GOAL OF THE EXERCISE: Leaving out every picture, quote the data below exactly as it appears.

PROVIDED RECORDS:
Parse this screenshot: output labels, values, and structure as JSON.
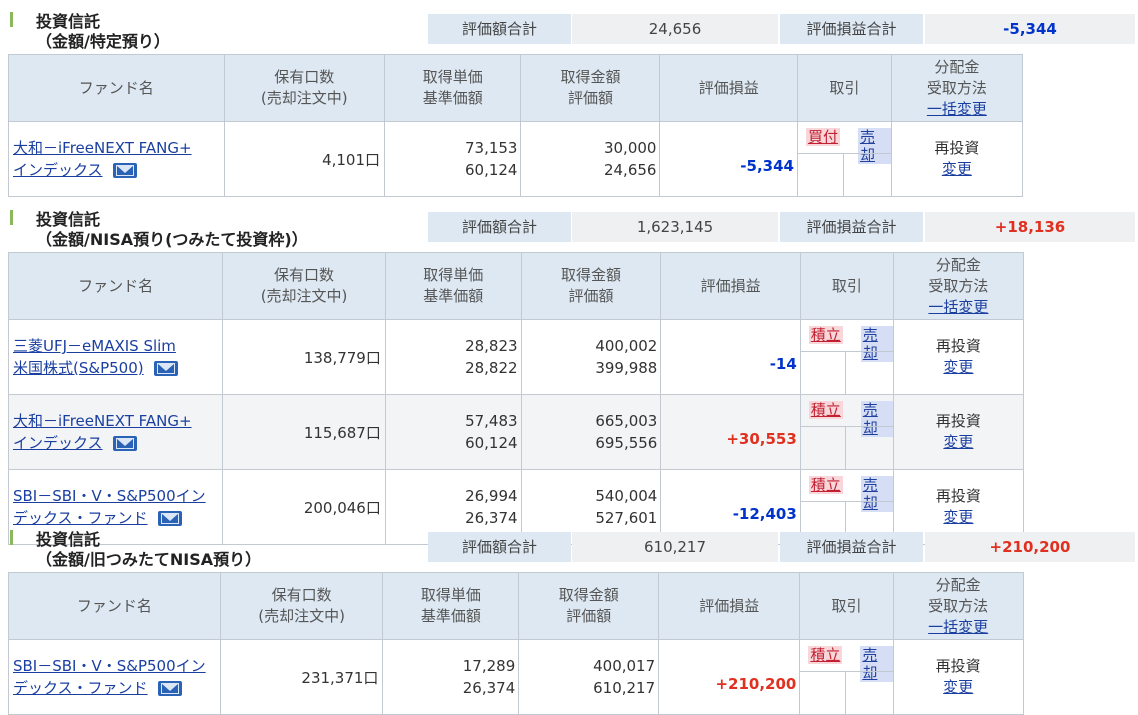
{
  "sections": [
    {
      "title_line1": "投資信託",
      "title_line2": "（金額/特定預り）",
      "eval_total_label": "評価額合計",
      "eval_total": "24,656",
      "pl_total_label": "評価損益合計",
      "pl_total": "-5,344",
      "header": {
        "fund": "ファンド名",
        "holding_1": "保有口数",
        "holding_2": "(売却注文中)",
        "unit_1": "取得単価",
        "unit_2": "基準価額",
        "amount_1": "取得金額",
        "amount_2": "評価額",
        "pl": "評価損益",
        "trade": "取引",
        "dist_1": "分配金",
        "dist_2": "受取方法",
        "dist_3": "一括変更"
      },
      "rows": [
        {
          "fund_1": "大和－iFreeNEXT FANG+",
          "fund_2": "インデックス",
          "holding": "4,101口",
          "unit_cost": "73,153",
          "nav": "60,124",
          "cost": "30,000",
          "value": "24,656",
          "pl": "-5,344",
          "buy": "買付",
          "sell": "売却",
          "dist": "再投資",
          "change": "変更"
        }
      ]
    },
    {
      "title_line1": "投資信託",
      "title_line2": "（金額/NISA預り(つみたて投資枠)）",
      "eval_total_label": "評価額合計",
      "eval_total": "1,623,145",
      "pl_total_label": "評価損益合計",
      "pl_total": "+18,136",
      "header": {
        "fund": "ファンド名",
        "holding_1": "保有口数",
        "holding_2": "(売却注文中)",
        "unit_1": "取得単価",
        "unit_2": "基準価額",
        "amount_1": "取得金額",
        "amount_2": "評価額",
        "pl": "評価損益",
        "trade": "取引",
        "dist_1": "分配金",
        "dist_2": "受取方法",
        "dist_3": "一括変更"
      },
      "rows": [
        {
          "fund_1": "三菱UFJ－eMAXIS Slim",
          "fund_2": "米国株式(S&P500)",
          "holding": "138,779口",
          "unit_cost": "28,823",
          "nav": "28,822",
          "cost": "400,002",
          "value": "399,988",
          "pl": "-14",
          "buy": "積立",
          "sell": "売却",
          "dist": "再投資",
          "change": "変更"
        },
        {
          "fund_1": "大和－iFreeNEXT FANG+",
          "fund_2": "インデックス",
          "holding": "115,687口",
          "unit_cost": "57,483",
          "nav": "60,124",
          "cost": "665,003",
          "value": "695,556",
          "pl": "+30,553",
          "buy": "積立",
          "sell": "売却",
          "dist": "再投資",
          "change": "変更"
        },
        {
          "fund_1": "SBI－SBI・V・S&P500イン",
          "fund_2": "デックス・ファンド",
          "holding": "200,046口",
          "unit_cost": "26,994",
          "nav": "26,374",
          "cost": "540,004",
          "value": "527,601",
          "pl": "-12,403",
          "buy": "積立",
          "sell": "売却",
          "dist": "再投資",
          "change": "変更"
        }
      ]
    },
    {
      "title_line1": "投資信託",
      "title_line2": "（金額/旧つみたてNISA預り）",
      "eval_total_label": "評価額合計",
      "eval_total": "610,217",
      "pl_total_label": "評価損益合計",
      "pl_total": "+210,200",
      "header": {
        "fund": "ファンド名",
        "holding_1": "保有口数",
        "holding_2": "(売却注文中)",
        "unit_1": "取得単価",
        "unit_2": "基準価額",
        "amount_1": "取得金額",
        "amount_2": "評価額",
        "pl": "評価損益",
        "trade": "取引",
        "dist_1": "分配金",
        "dist_2": "受取方法",
        "dist_3": "一括変更"
      },
      "rows": [
        {
          "fund_1": "SBI－SBI・V・S&P500イン",
          "fund_2": "デックス・ファンド",
          "holding": "231,371口",
          "unit_cost": "17,289",
          "nav": "26,374",
          "cost": "400,017",
          "value": "610,217",
          "pl": "+210,200",
          "buy": "積立",
          "sell": "売却",
          "dist": "再投資",
          "change": "変更"
        }
      ]
    }
  ],
  "colors": {
    "negative": "#0033cc",
    "positive": "#e03020",
    "header_bg": "#dde8f2",
    "accent_bar": "#8cb85c"
  },
  "icons": {
    "mail": "mail-icon"
  }
}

OUTPUT FOR THIS TASK:
Parse this screenshot: output labels, values, and structure as JSON.
{
  "sections": [
    {
      "title_line1": "投資信託",
      "title_line2": "（金額/特定預り）",
      "eval_total_label": "評価額合計",
      "eval_total": "24,656",
      "pl_total_label": "評価損益合計",
      "pl_total": "-5,344",
      "header": {
        "fund": "ファンド名",
        "holding_1": "保有口数",
        "holding_2": "(売却注文中)",
        "unit_1": "取得単価",
        "unit_2": "基準価額",
        "amount_1": "取得金額",
        "amount_2": "評価額",
        "pl": "評価損益",
        "trade": "取引",
        "dist_1": "分配金",
        "dist_2": "受取方法",
        "dist_3": "一括変更"
      },
      "rows": [
        {
          "fund_1": "大和－iFreeNEXT FANG+",
          "fund_2": "インデックス",
          "holding": "4,101口",
          "unit_cost": "73,153",
          "nav": "60,124",
          "cost": "30,000",
          "value": "24,656",
          "pl": "-5,344",
          "buy": "買付",
          "sell": "売却",
          "dist": "再投資",
          "change": "変更"
        }
      ]
    },
    {
      "title_line1": "投資信託",
      "title_line2": "（金額/NISA預り(つみたて投資枠)）",
      "eval_total_label": "評価額合計",
      "eval_total": "1,623,145",
      "pl_total_label": "評価損益合計",
      "pl_total": "+18,136",
      "header": {
        "fund": "ファンド名",
        "holding_1": "保有口数",
        "holding_2": "(売却注文中)",
        "unit_1": "取得単価",
        "unit_2": "基準価額",
        "amount_1": "取得金額",
        "amount_2": "評価額",
        "pl": "評価損益",
        "trade": "取引",
        "dist_1": "分配金",
        "dist_2": "受取方法",
        "dist_3": "一括変更"
      },
      "rows": [
        {
          "fund_1": "三菱UFJ－eMAXIS Slim",
          "fund_2": "米国株式(S&P500)",
          "holding": "138,779口",
          "unit_cost": "28,823",
          "nav": "28,822",
          "cost": "400,002",
          "value": "399,988",
          "pl": "-14",
          "buy": "積立",
          "sell": "売却",
          "dist": "再投資",
          "change": "変更"
        },
        {
          "fund_1": "大和－iFreeNEXT FANG+",
          "fund_2": "インデックス",
          "holding": "115,687口",
          "unit_cost": "57,483",
          "nav": "60,124",
          "cost": "665,003",
          "value": "695,556",
          "pl": "+30,553",
          "buy": "積立",
          "sell": "売却",
          "dist": "再投資",
          "change": "変更"
        },
        {
          "fund_1": "SBI－SBI・V・S&P500イン",
          "fund_2": "デックス・ファンド",
          "holding": "200,046口",
          "unit_cost": "26,994",
          "nav": "26,374",
          "cost": "540,004",
          "value": "527,601",
          "pl": "-12,403",
          "buy": "積立",
          "sell": "売却",
          "dist": "再投資",
          "change": "変更"
        }
      ]
    },
    {
      "title_line1": "投資信託",
      "title_line2": "（金額/旧つみたてNISA預り）",
      "eval_total_label": "評価額合計",
      "eval_total": "610,217",
      "pl_total_label": "評価損益合計",
      "pl_total": "+210,200",
      "header": {
        "fund": "ファンド名",
        "holding_1": "保有口数",
        "holding_2": "(売却注文中)",
        "unit_1": "取得単価",
        "unit_2": "基準価額",
        "amount_1": "取得金額",
        "amount_2": "評価額",
        "pl": "評価損益",
        "trade": "取引",
        "dist_1": "分配金",
        "dist_2": "受取方法",
        "dist_3": "一括変更"
      },
      "rows": [
        {
          "fund_1": "SBI－SBI・V・S&P500イン",
          "fund_2": "デックス・ファンド",
          "holding": "231,371口",
          "unit_cost": "17,289",
          "nav": "26,374",
          "cost": "400,017",
          "value": "610,217",
          "pl": "+210,200",
          "buy": "積立",
          "sell": "売却",
          "dist": "再投資",
          "change": "変更"
        }
      ]
    }
  ],
  "colors": {
    "negative": "#0033cc",
    "positive": "#e03020",
    "header_bg": "#dde8f2",
    "accent_bar": "#8cb85c"
  },
  "icons": {
    "mail": "mail-icon"
  }
}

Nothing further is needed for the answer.